> WORK TO BE COMPLETED
With the images removed, repeat the data below exactly.

> RECORDS PROVIDED
----

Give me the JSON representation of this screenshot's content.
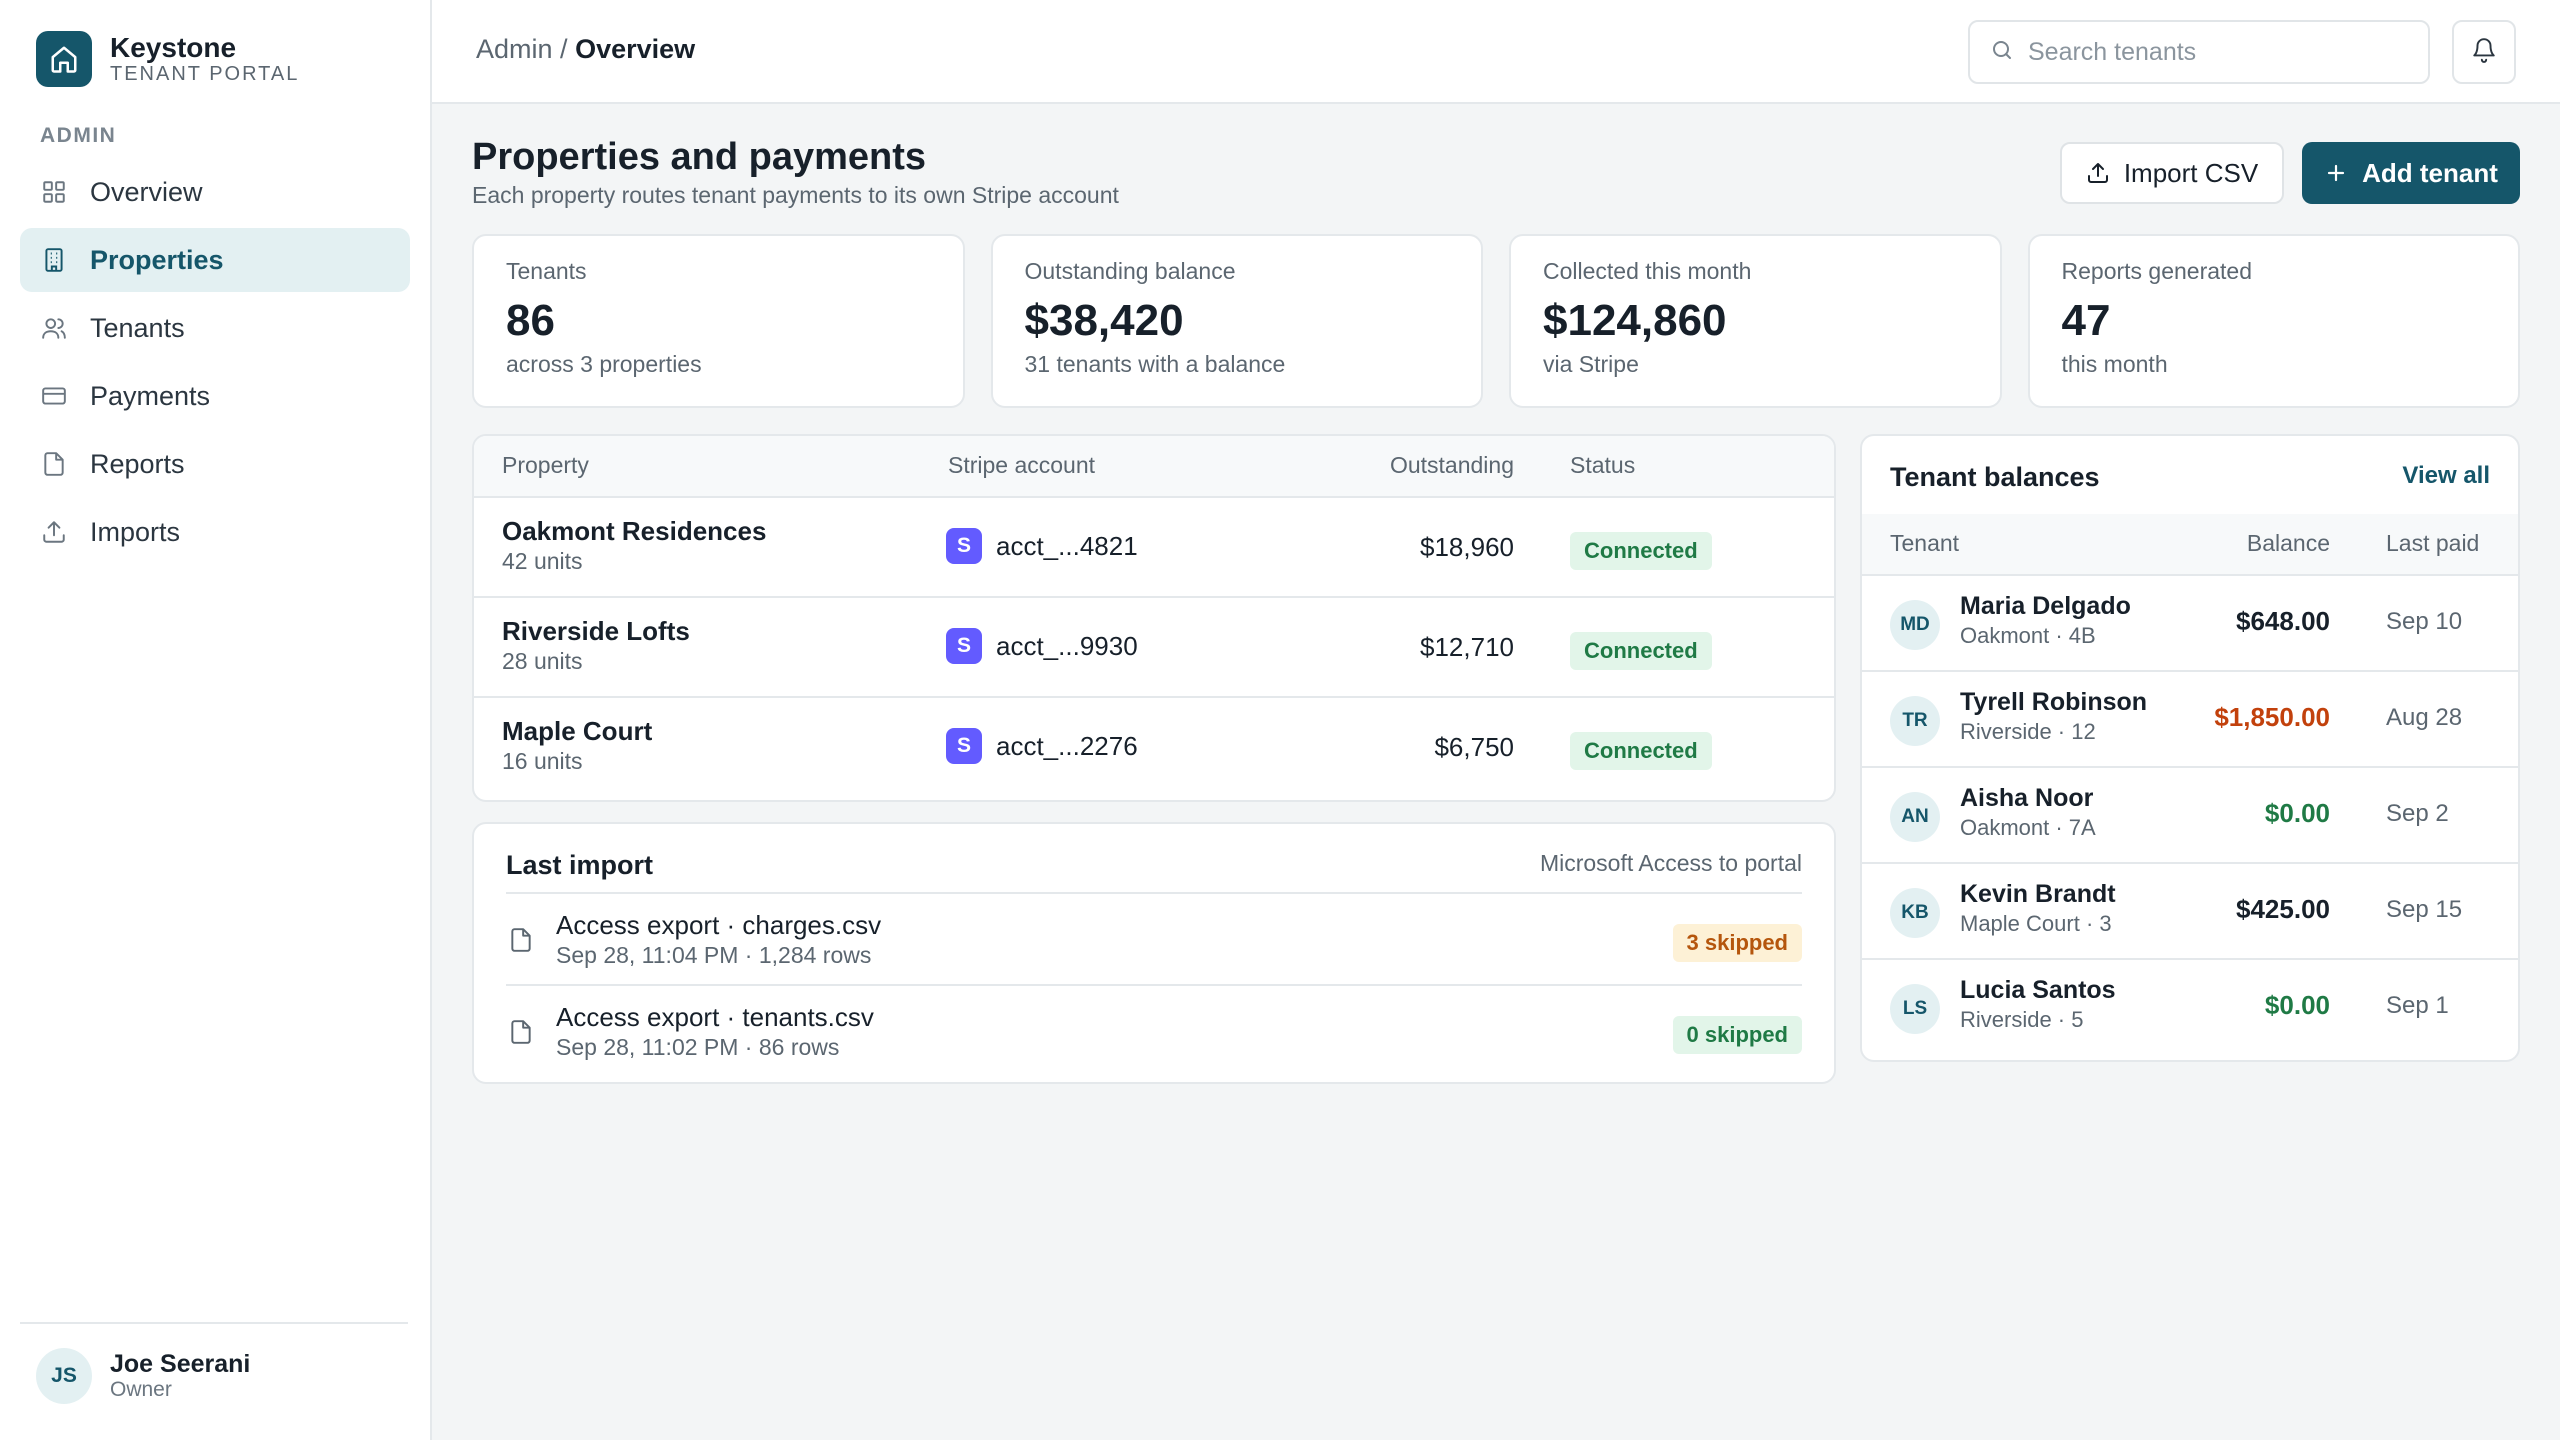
{
  "brand": {
    "name": "Keystone",
    "subtitle": "TENANT PORTAL"
  },
  "sidebar": {
    "section_label": "ADMIN",
    "items": [
      {
        "label": "Overview",
        "icon": "grid-icon",
        "active": false
      },
      {
        "label": "Properties",
        "icon": "building-icon",
        "active": true
      },
      {
        "label": "Tenants",
        "icon": "users-icon",
        "active": false
      },
      {
        "label": "Payments",
        "icon": "credit-card-icon",
        "active": false
      },
      {
        "label": "Reports",
        "icon": "file-icon",
        "active": false
      },
      {
        "label": "Imports",
        "icon": "upload-icon",
        "active": false
      }
    ],
    "user": {
      "initials": "JS",
      "name": "Joe Seerani",
      "role": "Owner"
    }
  },
  "topbar": {
    "breadcrumb_root": "Admin /",
    "breadcrumb_current": "Overview",
    "search_placeholder": "Search tenants"
  },
  "page": {
    "title": "Properties and payments",
    "subtitle": "Each property routes tenant payments to its own Stripe account",
    "import_button": "Import CSV",
    "add_button": "Add tenant"
  },
  "stats": [
    {
      "label": "Tenants",
      "value": "86",
      "note": "across 3 properties"
    },
    {
      "label": "Outstanding balance",
      "value": "$38,420",
      "note": "31 tenants with a balance"
    },
    {
      "label": "Collected this month",
      "value": "$124,860",
      "note": "via Stripe"
    },
    {
      "label": "Reports generated",
      "value": "47",
      "note": "this month"
    }
  ],
  "properties": {
    "headers": {
      "property": "Property",
      "stripe": "Stripe account",
      "outstanding": "Outstanding",
      "status": "Status"
    },
    "rows": [
      {
        "name": "Oakmont Residences",
        "units": "42 units",
        "stripe_badge": "S",
        "account": "acct_...4821",
        "outstanding": "$18,960",
        "status": "Connected"
      },
      {
        "name": "Riverside Lofts",
        "units": "28 units",
        "stripe_badge": "S",
        "account": "acct_...9930",
        "outstanding": "$12,710",
        "status": "Connected"
      },
      {
        "name": "Maple Court",
        "units": "16 units",
        "stripe_badge": "S",
        "account": "acct_...2276",
        "outstanding": "$6,750",
        "status": "Connected"
      }
    ]
  },
  "last_import": {
    "title": "Last import",
    "source": "Microsoft Access to portal",
    "items": [
      {
        "name": "Access export · charges.csv",
        "meta": "Sep 28, 11:04 PM · 1,284 rows",
        "badge": "3 skipped",
        "badge_type": "warn"
      },
      {
        "name": "Access export · tenants.csv",
        "meta": "Sep 28, 11:02 PM · 86 rows",
        "badge": "0 skipped",
        "badge_type": "good"
      }
    ]
  },
  "balances": {
    "title": "Tenant balances",
    "view_all": "View all",
    "headers": {
      "tenant": "Tenant",
      "balance": "Balance",
      "last_paid": "Last paid"
    },
    "rows": [
      {
        "initials": "MD",
        "name": "Maria Delgado",
        "unit": "Oakmont · 4B",
        "balance": "$648.00",
        "balance_color": "#17202a",
        "last_paid": "Sep 10"
      },
      {
        "initials": "TR",
        "name": "Tyrell Robinson",
        "unit": "Riverside · 12",
        "balance": "$1,850.00",
        "balance_color": "#c2410c",
        "last_paid": "Aug 28"
      },
      {
        "initials": "AN",
        "name": "Aisha Noor",
        "unit": "Oakmont · 7A",
        "balance": "$0.00",
        "balance_color": "#1f7a45",
        "last_paid": "Sep 2"
      },
      {
        "initials": "KB",
        "name": "Kevin Brandt",
        "unit": "Maple Court · 3",
        "balance": "$425.00",
        "balance_color": "#17202a",
        "last_paid": "Sep 15"
      },
      {
        "initials": "LS",
        "name": "Lucia Santos",
        "unit": "Riverside · 5",
        "balance": "$0.00",
        "balance_color": "#1f7a45",
        "last_paid": "Sep 1"
      }
    ]
  },
  "colors": {
    "accent": "#15566a",
    "stripe": "#635bff",
    "success": "#1f7a45",
    "warning": "#c2410c"
  }
}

----

> FINAL RESULT
Give me the JSON representation of this screenshot's content.
{
  "brand": {
    "name": "Keystone",
    "subtitle": "TENANT PORTAL"
  },
  "sidebar": {
    "section_label": "ADMIN",
    "items": [
      {
        "label": "Overview",
        "icon": "grid-icon",
        "active": false
      },
      {
        "label": "Properties",
        "icon": "building-icon",
        "active": true
      },
      {
        "label": "Tenants",
        "icon": "users-icon",
        "active": false
      },
      {
        "label": "Payments",
        "icon": "credit-card-icon",
        "active": false
      },
      {
        "label": "Reports",
        "icon": "file-icon",
        "active": false
      },
      {
        "label": "Imports",
        "icon": "upload-icon",
        "active": false
      }
    ],
    "user": {
      "initials": "JS",
      "name": "Joe Seerani",
      "role": "Owner"
    }
  },
  "topbar": {
    "breadcrumb_root": "Admin /",
    "breadcrumb_current": "Overview",
    "search_placeholder": "Search tenants"
  },
  "page": {
    "title": "Properties and payments",
    "subtitle": "Each property routes tenant payments to its own Stripe account",
    "import_button": "Import CSV",
    "add_button": "Add tenant"
  },
  "stats": [
    {
      "label": "Tenants",
      "value": "86",
      "note": "across 3 properties"
    },
    {
      "label": "Outstanding balance",
      "value": "$38,420",
      "note": "31 tenants with a balance"
    },
    {
      "label": "Collected this month",
      "value": "$124,860",
      "note": "via Stripe"
    },
    {
      "label": "Reports generated",
      "value": "47",
      "note": "this month"
    }
  ],
  "properties": {
    "headers": {
      "property": "Property",
      "stripe": "Stripe account",
      "outstanding": "Outstanding",
      "status": "Status"
    },
    "rows": [
      {
        "name": "Oakmont Residences",
        "units": "42 units",
        "stripe_badge": "S",
        "account": "acct_...4821",
        "outstanding": "$18,960",
        "status": "Connected"
      },
      {
        "name": "Riverside Lofts",
        "units": "28 units",
        "stripe_badge": "S",
        "account": "acct_...9930",
        "outstanding": "$12,710",
        "status": "Connected"
      },
      {
        "name": "Maple Court",
        "units": "16 units",
        "stripe_badge": "S",
        "account": "acct_...2276",
        "outstanding": "$6,750",
        "status": "Connected"
      }
    ]
  },
  "last_import": {
    "title": "Last import",
    "source": "Microsoft Access to portal",
    "items": [
      {
        "name": "Access export · charges.csv",
        "meta": "Sep 28, 11:04 PM · 1,284 rows",
        "badge": "3 skipped",
        "badge_type": "warn"
      },
      {
        "name": "Access export · tenants.csv",
        "meta": "Sep 28, 11:02 PM · 86 rows",
        "badge": "0 skipped",
        "badge_type": "good"
      }
    ]
  },
  "balances": {
    "title": "Tenant balances",
    "view_all": "View all",
    "headers": {
      "tenant": "Tenant",
      "balance": "Balance",
      "last_paid": "Last paid"
    },
    "rows": [
      {
        "initials": "MD",
        "name": "Maria Delgado",
        "unit": "Oakmont · 4B",
        "balance": "$648.00",
        "balance_color": "#17202a",
        "last_paid": "Sep 10"
      },
      {
        "initials": "TR",
        "name": "Tyrell Robinson",
        "unit": "Riverside · 12",
        "balance": "$1,850.00",
        "balance_color": "#c2410c",
        "last_paid": "Aug 28"
      },
      {
        "initials": "AN",
        "name": "Aisha Noor",
        "unit": "Oakmont · 7A",
        "balance": "$0.00",
        "balance_color": "#1f7a45",
        "last_paid": "Sep 2"
      },
      {
        "initials": "KB",
        "name": "Kevin Brandt",
        "unit": "Maple Court · 3",
        "balance": "$425.00",
        "balance_color": "#17202a",
        "last_paid": "Sep 15"
      },
      {
        "initials": "LS",
        "name": "Lucia Santos",
        "unit": "Riverside · 5",
        "balance": "$0.00",
        "balance_color": "#1f7a45",
        "last_paid": "Sep 1"
      }
    ]
  },
  "colors": {
    "accent": "#15566a",
    "stripe": "#635bff",
    "success": "#1f7a45",
    "warning": "#c2410c"
  }
}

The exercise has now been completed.